DATA PROVIDED: Begin

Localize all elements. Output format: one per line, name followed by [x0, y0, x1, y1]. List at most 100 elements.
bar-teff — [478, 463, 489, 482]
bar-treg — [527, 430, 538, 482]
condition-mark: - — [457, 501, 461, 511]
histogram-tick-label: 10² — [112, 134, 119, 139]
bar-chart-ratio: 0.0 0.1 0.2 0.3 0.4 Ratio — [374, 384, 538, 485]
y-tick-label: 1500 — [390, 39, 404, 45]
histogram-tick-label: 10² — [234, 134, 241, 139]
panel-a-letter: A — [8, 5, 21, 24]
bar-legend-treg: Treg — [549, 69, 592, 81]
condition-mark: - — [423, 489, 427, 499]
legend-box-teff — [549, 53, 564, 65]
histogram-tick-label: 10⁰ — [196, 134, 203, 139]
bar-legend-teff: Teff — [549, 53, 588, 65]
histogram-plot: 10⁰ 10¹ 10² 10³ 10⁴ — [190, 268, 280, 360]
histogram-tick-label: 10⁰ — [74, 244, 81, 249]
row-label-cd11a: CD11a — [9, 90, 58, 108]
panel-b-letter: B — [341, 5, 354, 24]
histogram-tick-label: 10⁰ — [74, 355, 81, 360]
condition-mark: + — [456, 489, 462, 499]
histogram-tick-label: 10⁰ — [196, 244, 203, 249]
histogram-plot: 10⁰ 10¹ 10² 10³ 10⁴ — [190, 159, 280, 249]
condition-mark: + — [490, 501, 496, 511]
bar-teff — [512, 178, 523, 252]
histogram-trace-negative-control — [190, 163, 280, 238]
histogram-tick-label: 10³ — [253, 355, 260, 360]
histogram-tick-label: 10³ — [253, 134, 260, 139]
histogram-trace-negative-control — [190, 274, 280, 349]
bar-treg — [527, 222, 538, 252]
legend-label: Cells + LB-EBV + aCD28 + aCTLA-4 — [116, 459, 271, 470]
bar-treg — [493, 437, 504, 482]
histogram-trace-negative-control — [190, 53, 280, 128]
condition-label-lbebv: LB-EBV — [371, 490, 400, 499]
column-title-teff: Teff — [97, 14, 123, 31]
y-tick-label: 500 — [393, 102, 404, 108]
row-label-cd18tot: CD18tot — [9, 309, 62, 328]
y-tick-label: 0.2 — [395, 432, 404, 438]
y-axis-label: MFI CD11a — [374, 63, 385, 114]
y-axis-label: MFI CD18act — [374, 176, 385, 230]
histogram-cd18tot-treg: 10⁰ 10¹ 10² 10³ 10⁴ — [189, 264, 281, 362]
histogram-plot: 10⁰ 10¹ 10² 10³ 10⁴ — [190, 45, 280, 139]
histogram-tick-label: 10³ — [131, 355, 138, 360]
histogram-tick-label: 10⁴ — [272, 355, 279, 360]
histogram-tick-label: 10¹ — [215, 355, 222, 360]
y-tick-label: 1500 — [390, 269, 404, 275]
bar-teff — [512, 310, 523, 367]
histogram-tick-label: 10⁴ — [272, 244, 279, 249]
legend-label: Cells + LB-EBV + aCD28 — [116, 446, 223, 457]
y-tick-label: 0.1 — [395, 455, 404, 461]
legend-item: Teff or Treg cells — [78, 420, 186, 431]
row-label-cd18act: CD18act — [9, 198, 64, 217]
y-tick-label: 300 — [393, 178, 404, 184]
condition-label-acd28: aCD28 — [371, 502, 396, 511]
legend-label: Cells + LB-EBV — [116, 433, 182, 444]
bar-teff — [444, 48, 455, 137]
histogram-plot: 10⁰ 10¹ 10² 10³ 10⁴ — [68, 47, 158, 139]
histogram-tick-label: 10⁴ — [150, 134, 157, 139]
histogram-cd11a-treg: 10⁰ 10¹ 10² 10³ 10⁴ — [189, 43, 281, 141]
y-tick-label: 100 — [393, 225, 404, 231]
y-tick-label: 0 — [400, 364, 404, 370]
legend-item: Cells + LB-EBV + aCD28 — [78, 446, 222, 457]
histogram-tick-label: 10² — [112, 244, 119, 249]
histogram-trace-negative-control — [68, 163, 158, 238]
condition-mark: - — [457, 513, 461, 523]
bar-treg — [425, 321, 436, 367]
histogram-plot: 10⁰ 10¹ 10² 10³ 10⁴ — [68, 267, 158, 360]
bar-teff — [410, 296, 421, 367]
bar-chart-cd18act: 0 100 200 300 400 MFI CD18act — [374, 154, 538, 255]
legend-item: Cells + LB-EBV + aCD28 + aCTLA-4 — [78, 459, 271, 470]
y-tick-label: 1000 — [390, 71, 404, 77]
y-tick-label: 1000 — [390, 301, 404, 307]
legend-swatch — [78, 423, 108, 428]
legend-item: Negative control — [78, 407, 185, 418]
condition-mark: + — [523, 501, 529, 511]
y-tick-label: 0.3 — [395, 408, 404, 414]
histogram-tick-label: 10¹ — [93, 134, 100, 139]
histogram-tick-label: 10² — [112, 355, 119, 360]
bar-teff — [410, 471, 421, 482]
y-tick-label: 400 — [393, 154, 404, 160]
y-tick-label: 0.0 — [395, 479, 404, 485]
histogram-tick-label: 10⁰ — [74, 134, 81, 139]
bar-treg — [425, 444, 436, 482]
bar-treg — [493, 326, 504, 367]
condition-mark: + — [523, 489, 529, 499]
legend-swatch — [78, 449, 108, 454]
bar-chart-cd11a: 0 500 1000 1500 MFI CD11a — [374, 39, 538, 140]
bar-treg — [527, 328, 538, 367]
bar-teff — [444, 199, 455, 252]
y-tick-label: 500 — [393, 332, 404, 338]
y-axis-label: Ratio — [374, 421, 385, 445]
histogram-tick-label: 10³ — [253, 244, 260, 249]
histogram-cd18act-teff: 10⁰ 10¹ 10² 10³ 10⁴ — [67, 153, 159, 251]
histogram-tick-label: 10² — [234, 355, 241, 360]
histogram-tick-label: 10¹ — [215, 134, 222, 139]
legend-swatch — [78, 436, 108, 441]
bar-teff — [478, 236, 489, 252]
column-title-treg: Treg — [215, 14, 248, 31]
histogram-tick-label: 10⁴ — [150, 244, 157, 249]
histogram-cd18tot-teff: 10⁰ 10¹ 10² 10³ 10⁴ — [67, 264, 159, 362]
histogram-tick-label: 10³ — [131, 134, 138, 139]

DATA PROVIDED: End
DATA PROVIDED: Begin

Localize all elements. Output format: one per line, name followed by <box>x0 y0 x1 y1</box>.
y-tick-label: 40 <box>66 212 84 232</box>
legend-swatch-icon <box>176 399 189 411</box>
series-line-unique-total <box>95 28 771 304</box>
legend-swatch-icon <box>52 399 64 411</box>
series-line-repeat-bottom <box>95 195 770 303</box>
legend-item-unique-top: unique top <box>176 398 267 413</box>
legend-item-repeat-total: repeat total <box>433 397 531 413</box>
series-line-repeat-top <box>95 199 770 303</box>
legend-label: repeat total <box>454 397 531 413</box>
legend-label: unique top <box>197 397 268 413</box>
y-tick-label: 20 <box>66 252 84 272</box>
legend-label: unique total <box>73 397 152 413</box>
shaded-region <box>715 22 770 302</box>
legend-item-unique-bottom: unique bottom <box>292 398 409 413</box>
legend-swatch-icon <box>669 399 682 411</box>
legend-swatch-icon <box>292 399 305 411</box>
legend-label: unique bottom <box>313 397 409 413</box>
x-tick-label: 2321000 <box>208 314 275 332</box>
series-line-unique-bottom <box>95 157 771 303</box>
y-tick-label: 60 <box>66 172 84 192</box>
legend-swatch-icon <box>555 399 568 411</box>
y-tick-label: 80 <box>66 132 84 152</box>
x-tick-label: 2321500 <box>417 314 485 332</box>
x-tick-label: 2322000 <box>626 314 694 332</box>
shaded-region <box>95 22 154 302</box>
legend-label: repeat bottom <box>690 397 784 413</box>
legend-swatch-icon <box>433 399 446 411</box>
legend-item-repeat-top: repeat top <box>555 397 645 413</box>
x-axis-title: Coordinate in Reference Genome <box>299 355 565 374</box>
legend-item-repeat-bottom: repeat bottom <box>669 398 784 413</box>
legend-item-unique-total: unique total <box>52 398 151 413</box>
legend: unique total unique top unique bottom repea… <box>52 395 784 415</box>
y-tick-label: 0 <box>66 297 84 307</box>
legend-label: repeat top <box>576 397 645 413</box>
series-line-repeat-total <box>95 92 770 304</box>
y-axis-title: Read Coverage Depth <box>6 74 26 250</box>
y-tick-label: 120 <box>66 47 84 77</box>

DATA PROVIDED: End

**WHAT YOU NEED TO DO**
Say how many lines in the records hold "series", with the number as the whole reply.

**OUTPUT FOR THIS TASK**
5